# What needs to be done
Find "Serialize everything readable" in the records that follow; print that line and each subsequent line through the last one, verbatim and with nothing added.

· · · · · · ·

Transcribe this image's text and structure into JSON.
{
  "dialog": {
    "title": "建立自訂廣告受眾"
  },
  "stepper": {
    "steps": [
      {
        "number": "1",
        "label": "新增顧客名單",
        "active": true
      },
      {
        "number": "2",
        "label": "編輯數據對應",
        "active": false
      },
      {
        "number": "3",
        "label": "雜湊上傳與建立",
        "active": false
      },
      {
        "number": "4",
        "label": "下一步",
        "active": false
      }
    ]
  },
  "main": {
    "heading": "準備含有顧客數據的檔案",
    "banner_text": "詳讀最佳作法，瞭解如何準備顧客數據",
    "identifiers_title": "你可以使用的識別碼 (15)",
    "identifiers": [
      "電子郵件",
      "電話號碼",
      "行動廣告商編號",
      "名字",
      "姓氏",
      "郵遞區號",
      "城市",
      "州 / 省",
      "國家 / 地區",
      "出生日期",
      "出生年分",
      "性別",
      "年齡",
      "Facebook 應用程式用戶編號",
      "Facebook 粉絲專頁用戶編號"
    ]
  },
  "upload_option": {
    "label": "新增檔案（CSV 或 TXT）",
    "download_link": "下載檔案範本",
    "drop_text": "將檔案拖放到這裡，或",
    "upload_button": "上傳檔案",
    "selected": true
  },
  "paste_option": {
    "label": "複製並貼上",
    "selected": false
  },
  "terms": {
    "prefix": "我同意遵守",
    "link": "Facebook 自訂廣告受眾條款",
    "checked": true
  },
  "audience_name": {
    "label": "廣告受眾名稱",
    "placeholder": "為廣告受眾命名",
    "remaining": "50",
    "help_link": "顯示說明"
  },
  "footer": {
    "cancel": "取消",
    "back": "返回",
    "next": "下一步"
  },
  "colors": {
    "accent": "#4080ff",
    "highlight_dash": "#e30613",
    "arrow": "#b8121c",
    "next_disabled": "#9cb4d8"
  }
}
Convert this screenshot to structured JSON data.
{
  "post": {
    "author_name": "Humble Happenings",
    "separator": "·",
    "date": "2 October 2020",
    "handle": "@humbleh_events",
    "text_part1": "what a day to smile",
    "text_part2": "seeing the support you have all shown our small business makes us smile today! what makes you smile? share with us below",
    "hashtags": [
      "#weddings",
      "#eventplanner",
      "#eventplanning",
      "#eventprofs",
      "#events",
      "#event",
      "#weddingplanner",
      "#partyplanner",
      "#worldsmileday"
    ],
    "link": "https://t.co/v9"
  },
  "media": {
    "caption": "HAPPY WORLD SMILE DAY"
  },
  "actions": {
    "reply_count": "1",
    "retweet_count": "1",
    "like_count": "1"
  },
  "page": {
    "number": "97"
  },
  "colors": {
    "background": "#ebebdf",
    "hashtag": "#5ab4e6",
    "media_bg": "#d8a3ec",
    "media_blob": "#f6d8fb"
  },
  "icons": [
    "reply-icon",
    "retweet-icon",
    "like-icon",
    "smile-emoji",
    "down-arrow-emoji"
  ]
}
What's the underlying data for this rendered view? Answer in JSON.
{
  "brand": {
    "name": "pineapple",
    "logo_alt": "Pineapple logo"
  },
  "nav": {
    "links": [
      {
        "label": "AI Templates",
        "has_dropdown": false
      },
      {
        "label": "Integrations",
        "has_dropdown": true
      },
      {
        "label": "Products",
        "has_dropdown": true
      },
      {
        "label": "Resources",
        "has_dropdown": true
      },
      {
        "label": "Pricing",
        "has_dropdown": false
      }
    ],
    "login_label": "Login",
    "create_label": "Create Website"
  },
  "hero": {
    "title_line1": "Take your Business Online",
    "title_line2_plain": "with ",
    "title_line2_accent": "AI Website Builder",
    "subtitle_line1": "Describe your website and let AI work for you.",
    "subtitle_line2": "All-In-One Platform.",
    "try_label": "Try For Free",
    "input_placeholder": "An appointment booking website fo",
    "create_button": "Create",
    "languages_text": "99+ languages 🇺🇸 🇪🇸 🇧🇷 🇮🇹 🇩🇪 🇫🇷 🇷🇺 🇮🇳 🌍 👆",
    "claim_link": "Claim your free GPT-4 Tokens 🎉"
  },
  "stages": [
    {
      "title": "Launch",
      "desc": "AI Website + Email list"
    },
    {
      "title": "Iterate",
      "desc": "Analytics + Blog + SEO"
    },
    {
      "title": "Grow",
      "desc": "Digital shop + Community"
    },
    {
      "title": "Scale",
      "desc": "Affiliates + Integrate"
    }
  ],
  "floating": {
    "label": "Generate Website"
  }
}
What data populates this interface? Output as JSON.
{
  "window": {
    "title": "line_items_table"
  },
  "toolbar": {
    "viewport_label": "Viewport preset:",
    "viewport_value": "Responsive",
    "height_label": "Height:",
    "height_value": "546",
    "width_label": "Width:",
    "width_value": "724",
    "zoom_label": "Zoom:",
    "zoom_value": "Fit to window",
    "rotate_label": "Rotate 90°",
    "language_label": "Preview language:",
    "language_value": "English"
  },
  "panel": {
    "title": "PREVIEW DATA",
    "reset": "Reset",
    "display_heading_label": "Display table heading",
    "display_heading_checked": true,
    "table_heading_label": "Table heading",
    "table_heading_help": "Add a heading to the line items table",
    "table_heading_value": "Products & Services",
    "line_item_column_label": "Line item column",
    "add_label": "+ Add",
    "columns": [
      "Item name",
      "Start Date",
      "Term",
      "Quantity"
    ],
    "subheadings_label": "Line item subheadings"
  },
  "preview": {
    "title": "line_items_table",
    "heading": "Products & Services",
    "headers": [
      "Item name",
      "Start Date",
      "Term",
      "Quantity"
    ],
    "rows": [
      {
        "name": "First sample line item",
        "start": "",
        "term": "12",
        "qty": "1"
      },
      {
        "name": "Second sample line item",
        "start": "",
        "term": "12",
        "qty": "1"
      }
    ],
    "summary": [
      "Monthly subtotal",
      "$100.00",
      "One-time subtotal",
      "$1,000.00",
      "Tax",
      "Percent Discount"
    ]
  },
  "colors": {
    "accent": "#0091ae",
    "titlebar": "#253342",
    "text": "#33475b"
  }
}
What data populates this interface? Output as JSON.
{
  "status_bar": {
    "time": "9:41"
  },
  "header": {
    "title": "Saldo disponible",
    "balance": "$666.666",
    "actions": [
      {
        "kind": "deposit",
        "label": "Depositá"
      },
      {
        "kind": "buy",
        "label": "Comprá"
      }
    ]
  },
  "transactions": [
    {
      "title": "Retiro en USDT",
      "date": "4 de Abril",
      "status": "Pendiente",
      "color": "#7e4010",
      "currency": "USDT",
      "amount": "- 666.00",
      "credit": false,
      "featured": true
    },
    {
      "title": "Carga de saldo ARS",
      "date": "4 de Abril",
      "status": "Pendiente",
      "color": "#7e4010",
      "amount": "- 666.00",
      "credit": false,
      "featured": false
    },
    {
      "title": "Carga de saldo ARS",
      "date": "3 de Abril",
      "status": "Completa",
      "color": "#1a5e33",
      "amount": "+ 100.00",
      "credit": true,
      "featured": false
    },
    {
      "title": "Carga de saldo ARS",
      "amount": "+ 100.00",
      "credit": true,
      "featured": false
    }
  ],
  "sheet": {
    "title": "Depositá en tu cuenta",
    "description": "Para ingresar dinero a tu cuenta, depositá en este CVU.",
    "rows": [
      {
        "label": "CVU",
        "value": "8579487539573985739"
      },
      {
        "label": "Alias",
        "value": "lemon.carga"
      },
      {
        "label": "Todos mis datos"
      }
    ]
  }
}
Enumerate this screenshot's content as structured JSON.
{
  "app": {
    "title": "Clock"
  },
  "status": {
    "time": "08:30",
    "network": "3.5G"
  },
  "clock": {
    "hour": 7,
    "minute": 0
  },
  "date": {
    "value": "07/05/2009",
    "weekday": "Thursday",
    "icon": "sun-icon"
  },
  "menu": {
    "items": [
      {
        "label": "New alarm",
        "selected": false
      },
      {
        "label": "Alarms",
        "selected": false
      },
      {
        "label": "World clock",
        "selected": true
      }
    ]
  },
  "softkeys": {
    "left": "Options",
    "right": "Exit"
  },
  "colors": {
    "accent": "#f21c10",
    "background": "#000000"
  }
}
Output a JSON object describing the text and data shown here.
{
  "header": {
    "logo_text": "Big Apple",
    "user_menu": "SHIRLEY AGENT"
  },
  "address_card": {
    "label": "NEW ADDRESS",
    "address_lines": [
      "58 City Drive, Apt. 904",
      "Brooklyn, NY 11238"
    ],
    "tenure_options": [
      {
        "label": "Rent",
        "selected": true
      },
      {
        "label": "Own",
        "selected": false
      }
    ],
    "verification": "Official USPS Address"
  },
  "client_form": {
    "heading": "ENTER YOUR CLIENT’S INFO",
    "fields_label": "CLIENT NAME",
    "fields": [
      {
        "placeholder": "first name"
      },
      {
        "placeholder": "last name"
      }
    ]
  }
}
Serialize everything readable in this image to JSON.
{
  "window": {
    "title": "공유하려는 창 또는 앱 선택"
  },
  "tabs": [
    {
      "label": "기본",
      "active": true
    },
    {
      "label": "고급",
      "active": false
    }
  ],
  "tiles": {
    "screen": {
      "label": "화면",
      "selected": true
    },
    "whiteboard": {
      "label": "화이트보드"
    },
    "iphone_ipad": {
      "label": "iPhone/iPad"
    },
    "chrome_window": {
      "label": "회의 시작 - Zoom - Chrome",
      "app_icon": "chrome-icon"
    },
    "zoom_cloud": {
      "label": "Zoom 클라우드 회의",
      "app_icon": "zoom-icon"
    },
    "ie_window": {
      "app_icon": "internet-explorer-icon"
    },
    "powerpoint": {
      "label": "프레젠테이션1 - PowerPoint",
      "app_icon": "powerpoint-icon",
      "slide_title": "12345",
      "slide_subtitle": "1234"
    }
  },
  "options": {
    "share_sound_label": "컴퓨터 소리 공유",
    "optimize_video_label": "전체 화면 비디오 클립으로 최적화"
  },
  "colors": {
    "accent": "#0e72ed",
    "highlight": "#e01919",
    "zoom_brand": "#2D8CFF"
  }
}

· · · · · · ·

# Written solution
Serialize everything readable in this image to JSON.
{
  "window": {
    "title": "공유하려는 창 또는 앱 선택"
  },
  "tabs": [
    {
      "label": "기본",
      "active": true
    },
    {
      "label": "고급",
      "active": false
    }
  ],
  "tiles": {
    "screen": {
      "label": "화면",
      "selected": true
    },
    "whiteboard": {
      "label": "화이트보드"
    },
    "iphone_ipad": {
      "label": "iPhone/iPad"
    },
    "chrome_window": {
      "label": "회의 시작 - Zoom - Chrome",
      "app_icon": "chrome-icon"
    },
    "zoom_cloud": {
      "label": "Zoom 클라우드 회의",
      "app_icon": "zoom-icon"
    },
    "ie_window": {
      "app_icon": "internet-explorer-icon"
    },
    "powerpoint": {
      "label": "프레젠테이션1 - PowerPoint",
      "app_icon": "powerpoint-icon",
      "slide_title": "12345",
      "slide_subtitle": "1234"
    }
  },
  "options": {
    "share_sound_label": "컴퓨터 소리 공유",
    "optimize_video_label": "전체 화면 비디오 클립으로 최적화"
  },
  "colors": {
    "accent": "#0e72ed",
    "highlight": "#e01919",
    "zoom_brand": "#2D8CFF"
  }
}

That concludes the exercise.